# start of Records shown
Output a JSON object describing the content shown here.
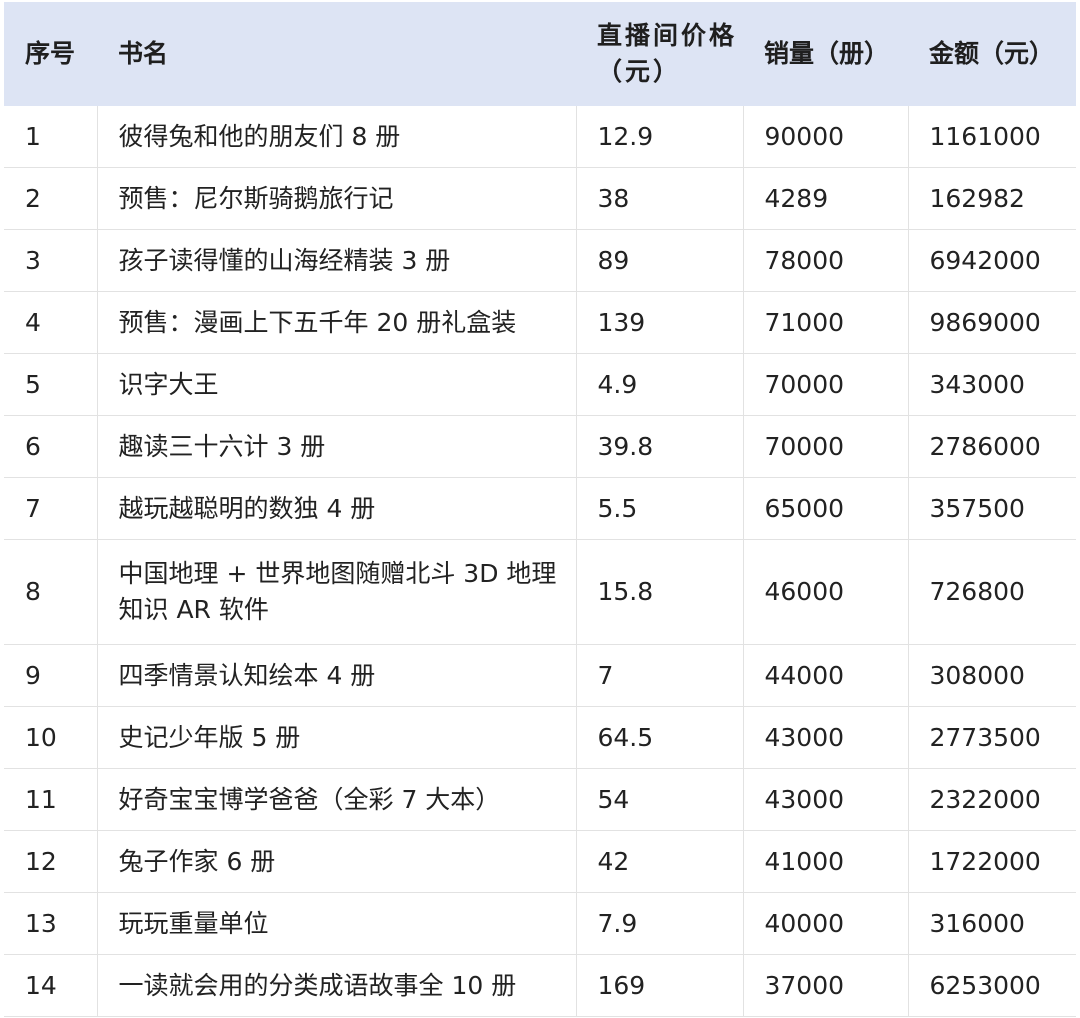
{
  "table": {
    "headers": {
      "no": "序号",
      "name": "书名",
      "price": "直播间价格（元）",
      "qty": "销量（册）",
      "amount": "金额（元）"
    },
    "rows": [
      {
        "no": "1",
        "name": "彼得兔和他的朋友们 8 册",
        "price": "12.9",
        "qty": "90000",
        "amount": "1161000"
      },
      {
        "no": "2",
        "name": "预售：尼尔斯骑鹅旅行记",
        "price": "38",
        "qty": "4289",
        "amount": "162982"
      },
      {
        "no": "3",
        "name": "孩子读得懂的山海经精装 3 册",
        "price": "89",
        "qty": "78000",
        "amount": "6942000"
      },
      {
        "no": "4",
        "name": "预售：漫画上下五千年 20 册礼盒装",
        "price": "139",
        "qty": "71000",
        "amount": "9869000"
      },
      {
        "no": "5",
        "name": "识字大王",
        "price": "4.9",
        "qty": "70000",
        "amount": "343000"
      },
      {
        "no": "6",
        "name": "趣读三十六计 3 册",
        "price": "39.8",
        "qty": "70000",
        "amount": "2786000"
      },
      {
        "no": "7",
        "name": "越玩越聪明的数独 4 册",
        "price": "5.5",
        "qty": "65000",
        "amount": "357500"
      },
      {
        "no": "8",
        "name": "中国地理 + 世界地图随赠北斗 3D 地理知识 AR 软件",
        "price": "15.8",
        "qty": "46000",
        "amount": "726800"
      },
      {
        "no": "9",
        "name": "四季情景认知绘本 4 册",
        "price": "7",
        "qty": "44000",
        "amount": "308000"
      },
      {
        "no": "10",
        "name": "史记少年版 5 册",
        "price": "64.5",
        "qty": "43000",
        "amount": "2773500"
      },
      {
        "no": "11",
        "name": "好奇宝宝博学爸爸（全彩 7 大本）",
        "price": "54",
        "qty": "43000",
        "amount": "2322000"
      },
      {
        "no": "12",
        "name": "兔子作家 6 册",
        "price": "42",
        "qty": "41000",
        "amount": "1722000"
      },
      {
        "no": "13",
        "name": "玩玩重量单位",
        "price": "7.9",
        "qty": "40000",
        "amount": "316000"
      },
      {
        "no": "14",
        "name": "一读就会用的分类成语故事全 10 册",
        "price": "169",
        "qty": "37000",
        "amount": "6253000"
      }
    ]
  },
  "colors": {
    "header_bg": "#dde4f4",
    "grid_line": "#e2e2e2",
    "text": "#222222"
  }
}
# end of Records shown
# start of Records shown
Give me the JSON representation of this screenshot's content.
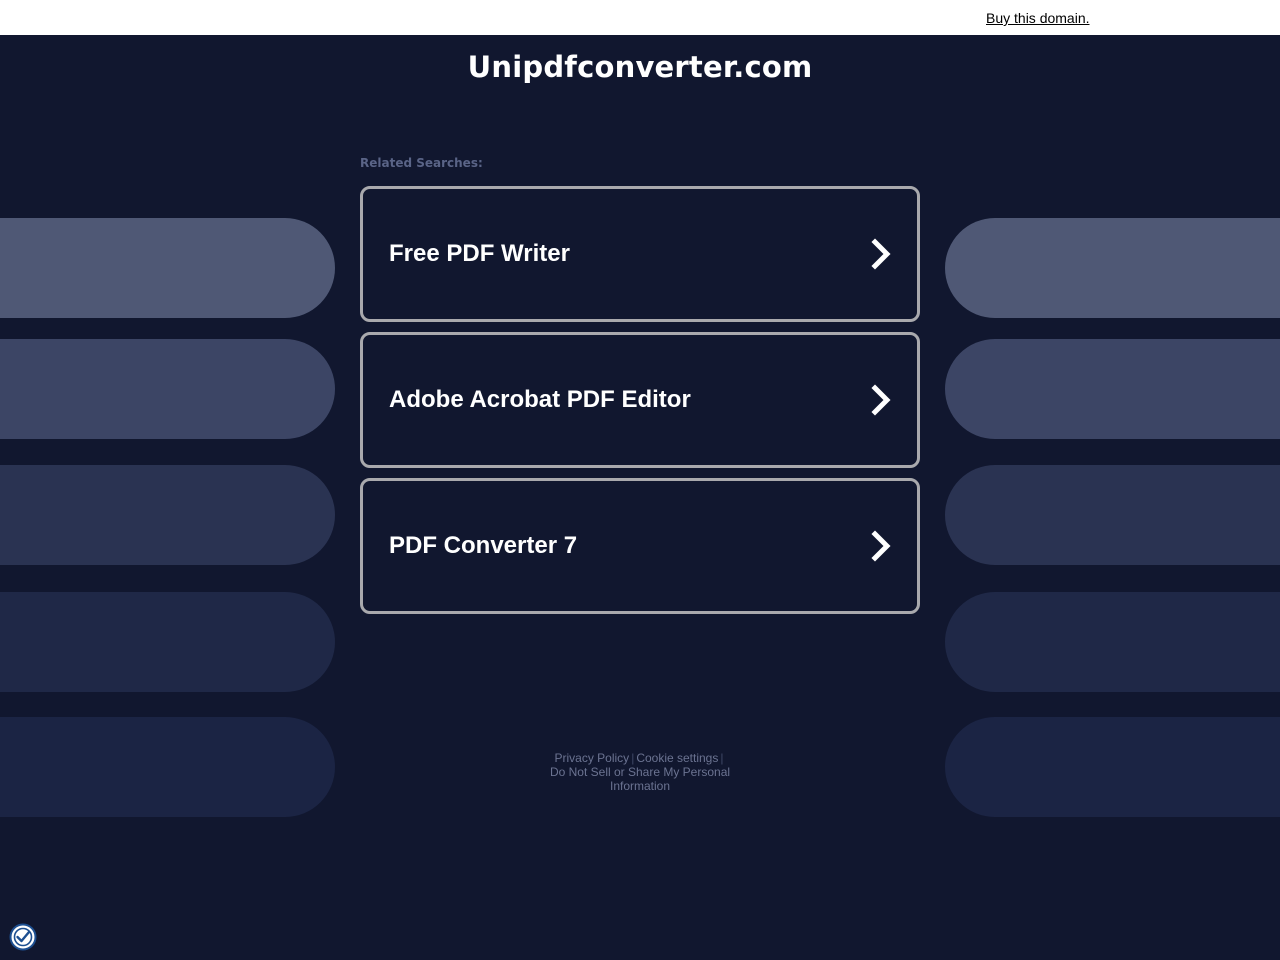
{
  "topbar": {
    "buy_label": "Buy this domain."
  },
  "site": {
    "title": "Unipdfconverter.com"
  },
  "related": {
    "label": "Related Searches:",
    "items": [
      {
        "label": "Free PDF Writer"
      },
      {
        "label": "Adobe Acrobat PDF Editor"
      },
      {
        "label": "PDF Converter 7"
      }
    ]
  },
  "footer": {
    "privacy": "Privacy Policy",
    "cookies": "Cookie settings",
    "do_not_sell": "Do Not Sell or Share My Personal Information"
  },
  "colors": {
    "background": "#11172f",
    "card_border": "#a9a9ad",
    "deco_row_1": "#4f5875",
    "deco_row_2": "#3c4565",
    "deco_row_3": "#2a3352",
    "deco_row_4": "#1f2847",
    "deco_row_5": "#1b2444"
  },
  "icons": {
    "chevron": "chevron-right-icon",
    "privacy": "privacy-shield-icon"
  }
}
# end of Records shown
Exercise instructions =
The word "content" may occur in lines of the records. Report how many such lines there are, giving only the number.

Full output =
2